EXERCISE DIRECTIONS: Check each line of the listing, and copy it if it contains the word "title".
##############################
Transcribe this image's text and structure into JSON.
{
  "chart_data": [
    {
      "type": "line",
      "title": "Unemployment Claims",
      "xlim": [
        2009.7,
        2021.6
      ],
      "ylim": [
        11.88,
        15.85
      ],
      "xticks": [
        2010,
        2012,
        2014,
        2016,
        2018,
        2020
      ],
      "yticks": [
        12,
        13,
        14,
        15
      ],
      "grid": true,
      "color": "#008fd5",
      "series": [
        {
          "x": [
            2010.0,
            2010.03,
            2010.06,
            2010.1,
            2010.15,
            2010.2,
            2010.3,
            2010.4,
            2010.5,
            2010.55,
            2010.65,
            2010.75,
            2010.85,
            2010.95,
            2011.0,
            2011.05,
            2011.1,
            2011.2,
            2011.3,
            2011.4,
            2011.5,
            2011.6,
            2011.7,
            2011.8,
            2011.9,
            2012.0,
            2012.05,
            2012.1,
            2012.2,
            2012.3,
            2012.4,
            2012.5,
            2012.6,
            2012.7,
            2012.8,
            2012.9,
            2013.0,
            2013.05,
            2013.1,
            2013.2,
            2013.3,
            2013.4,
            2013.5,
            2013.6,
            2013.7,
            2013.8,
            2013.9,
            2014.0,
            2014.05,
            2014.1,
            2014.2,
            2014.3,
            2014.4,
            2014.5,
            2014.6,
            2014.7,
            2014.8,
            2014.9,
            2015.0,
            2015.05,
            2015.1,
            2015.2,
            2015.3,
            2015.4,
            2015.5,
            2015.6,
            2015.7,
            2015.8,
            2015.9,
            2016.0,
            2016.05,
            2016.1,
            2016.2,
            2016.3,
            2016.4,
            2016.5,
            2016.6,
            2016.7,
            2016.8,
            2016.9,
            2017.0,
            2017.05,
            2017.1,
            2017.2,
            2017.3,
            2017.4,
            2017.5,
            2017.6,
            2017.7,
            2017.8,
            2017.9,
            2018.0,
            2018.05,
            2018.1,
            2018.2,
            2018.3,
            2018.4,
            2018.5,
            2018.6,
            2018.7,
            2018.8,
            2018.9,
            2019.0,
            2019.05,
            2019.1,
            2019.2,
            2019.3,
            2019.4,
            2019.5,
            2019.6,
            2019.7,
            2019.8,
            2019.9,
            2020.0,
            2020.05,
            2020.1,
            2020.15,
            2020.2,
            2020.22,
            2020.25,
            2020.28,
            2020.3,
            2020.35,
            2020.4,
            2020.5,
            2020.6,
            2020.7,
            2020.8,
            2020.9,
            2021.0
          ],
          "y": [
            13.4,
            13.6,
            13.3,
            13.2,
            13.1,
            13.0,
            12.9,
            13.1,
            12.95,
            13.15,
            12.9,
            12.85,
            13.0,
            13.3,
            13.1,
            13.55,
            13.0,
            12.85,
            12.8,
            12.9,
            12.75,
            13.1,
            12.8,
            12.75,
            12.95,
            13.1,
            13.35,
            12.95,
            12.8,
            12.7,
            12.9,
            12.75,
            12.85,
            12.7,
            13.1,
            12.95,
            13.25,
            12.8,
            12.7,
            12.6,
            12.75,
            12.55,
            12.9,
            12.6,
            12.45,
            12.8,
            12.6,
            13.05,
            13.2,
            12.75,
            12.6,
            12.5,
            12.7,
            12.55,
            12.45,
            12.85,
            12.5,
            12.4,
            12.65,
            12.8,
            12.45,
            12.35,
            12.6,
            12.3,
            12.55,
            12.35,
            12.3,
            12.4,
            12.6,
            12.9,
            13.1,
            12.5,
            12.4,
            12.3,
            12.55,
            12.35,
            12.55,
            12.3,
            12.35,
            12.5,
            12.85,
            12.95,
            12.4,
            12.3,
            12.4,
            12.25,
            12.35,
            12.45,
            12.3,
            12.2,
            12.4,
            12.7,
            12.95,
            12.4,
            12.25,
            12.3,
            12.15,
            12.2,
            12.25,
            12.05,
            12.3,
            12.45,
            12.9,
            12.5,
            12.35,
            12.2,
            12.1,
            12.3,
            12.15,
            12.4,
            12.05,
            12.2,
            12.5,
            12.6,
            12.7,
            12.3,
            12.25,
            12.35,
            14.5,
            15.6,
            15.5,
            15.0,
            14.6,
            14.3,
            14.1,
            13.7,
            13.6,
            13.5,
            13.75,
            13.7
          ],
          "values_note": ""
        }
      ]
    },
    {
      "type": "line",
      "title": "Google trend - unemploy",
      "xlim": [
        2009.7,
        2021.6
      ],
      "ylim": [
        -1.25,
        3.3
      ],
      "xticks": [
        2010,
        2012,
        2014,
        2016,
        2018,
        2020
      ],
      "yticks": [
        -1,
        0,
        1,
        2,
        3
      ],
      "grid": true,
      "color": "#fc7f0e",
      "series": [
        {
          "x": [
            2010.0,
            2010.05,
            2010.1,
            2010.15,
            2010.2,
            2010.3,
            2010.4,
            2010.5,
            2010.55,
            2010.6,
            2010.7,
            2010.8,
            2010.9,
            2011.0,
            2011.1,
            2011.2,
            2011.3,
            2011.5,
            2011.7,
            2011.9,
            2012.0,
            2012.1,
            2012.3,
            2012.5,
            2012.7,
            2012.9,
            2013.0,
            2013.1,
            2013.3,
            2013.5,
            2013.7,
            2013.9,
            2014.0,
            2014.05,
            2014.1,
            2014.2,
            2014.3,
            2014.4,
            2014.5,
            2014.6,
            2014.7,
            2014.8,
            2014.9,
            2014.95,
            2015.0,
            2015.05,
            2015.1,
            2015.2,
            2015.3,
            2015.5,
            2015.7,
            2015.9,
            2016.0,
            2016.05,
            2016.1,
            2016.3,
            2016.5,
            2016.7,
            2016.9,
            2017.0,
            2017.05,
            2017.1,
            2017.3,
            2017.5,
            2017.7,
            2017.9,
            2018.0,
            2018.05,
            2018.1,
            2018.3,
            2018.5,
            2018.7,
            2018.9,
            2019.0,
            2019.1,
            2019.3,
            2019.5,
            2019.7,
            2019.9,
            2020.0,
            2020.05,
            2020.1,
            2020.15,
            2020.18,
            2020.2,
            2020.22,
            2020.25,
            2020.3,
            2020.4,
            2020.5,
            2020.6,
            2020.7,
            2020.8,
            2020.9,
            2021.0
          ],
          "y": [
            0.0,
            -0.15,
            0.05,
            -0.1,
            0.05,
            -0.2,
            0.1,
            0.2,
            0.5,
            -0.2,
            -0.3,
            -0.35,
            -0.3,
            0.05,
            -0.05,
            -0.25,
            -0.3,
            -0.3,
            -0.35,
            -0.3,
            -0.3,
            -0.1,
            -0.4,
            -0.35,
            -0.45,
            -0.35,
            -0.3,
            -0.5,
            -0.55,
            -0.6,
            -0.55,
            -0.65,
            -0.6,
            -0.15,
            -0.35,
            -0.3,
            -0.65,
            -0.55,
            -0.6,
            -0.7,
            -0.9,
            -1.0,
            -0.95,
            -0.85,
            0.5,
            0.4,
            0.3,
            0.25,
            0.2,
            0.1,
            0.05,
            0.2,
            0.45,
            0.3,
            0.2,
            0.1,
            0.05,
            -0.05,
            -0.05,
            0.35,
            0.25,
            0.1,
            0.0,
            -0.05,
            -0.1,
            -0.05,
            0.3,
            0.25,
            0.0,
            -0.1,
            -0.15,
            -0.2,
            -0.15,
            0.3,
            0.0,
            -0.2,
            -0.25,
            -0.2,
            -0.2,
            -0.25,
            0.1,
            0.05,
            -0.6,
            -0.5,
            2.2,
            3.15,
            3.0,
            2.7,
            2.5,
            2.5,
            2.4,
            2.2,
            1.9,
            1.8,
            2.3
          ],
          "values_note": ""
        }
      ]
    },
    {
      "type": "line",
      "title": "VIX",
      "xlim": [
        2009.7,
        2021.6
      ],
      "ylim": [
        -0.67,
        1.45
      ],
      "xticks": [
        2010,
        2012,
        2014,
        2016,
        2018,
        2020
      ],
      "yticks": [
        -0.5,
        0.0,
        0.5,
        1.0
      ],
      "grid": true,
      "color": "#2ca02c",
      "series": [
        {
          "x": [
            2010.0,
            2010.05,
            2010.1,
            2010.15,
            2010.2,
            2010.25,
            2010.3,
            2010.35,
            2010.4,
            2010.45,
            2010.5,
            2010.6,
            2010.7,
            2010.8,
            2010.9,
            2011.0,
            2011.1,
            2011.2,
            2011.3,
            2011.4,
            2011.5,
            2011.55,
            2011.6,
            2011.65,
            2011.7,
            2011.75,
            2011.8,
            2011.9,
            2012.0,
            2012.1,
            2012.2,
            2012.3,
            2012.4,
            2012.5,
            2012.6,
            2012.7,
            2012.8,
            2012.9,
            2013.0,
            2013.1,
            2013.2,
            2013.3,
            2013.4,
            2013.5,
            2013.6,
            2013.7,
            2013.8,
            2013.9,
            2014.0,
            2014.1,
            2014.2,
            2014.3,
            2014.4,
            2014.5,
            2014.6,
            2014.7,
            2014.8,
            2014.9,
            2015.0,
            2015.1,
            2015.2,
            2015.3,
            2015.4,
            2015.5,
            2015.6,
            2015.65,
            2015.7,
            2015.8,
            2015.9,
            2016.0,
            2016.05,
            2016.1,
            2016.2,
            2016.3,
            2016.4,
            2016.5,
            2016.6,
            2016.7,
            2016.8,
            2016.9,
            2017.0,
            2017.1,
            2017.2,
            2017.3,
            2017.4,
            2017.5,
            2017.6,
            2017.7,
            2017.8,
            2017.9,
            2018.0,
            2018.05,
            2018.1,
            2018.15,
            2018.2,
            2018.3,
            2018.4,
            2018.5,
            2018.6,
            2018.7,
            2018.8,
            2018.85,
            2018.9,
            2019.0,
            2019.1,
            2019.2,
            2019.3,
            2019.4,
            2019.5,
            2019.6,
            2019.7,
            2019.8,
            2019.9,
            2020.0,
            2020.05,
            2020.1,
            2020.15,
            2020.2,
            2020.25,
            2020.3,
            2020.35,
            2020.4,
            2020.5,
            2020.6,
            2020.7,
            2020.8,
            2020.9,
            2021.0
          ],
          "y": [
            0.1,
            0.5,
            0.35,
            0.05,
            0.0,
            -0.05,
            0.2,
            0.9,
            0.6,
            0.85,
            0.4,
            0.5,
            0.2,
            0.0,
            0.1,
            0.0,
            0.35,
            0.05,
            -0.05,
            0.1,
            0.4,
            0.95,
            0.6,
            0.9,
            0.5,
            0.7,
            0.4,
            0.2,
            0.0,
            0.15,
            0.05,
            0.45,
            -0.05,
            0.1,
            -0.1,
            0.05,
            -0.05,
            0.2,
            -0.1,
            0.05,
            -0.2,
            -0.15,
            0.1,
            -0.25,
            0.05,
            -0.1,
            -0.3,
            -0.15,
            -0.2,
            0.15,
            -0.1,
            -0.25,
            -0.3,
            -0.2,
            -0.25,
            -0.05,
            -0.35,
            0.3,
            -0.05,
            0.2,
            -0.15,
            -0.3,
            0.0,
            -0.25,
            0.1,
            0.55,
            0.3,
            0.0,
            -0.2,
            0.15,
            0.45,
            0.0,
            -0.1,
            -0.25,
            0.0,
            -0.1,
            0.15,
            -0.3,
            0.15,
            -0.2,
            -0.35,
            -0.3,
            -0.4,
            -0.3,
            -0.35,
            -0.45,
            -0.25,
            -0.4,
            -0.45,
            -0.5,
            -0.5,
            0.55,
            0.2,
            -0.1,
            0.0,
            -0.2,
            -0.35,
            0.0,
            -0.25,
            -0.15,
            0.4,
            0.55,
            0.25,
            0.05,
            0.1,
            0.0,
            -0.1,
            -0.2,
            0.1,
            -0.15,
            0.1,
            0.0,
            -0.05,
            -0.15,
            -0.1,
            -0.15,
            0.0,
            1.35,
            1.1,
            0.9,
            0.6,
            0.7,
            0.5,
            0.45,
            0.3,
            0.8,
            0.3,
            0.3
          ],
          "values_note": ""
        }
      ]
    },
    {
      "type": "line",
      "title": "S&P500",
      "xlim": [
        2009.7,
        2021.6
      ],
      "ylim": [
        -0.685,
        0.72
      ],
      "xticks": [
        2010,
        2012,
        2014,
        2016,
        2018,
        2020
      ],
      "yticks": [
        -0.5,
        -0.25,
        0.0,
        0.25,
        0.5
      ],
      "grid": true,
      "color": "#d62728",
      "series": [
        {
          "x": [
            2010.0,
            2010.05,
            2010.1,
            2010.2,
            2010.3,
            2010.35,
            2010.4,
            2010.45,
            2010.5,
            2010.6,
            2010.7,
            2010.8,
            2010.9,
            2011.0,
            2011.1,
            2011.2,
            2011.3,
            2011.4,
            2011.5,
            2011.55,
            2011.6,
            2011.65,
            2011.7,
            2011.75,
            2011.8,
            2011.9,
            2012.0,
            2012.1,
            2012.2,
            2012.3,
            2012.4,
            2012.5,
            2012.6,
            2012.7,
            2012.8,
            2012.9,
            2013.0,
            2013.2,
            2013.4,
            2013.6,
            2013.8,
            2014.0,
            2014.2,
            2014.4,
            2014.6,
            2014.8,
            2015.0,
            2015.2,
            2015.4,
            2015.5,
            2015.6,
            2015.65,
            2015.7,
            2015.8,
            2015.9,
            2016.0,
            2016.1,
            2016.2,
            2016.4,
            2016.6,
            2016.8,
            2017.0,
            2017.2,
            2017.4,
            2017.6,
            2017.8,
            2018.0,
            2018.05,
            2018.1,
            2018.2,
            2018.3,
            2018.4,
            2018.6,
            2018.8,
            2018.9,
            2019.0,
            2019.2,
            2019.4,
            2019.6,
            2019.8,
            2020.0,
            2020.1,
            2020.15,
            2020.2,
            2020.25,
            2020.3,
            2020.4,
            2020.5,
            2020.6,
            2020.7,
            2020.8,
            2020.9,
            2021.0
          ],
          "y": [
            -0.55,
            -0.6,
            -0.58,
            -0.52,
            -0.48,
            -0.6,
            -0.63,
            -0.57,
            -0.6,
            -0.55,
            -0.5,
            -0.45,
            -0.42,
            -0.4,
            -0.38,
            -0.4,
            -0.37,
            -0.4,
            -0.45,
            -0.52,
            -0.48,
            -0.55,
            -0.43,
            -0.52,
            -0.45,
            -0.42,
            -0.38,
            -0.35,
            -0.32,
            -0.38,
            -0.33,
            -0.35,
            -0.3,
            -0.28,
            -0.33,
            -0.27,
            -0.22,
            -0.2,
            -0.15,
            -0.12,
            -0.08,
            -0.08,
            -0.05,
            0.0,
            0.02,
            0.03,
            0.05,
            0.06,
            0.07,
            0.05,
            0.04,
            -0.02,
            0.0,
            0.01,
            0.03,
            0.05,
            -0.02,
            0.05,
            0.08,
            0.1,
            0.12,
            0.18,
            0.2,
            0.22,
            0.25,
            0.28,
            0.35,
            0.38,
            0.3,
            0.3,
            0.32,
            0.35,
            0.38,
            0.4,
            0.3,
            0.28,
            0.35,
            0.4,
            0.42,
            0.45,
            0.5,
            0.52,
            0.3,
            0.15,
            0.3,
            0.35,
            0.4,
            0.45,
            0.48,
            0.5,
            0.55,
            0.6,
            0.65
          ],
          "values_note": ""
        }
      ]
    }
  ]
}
##############################
OUTPUT OF THE TASK:
      "title": "Unemployment Claims",
      "title": "Google trend - unemploy",
      "title": "VIX",
      "title": "S&P500",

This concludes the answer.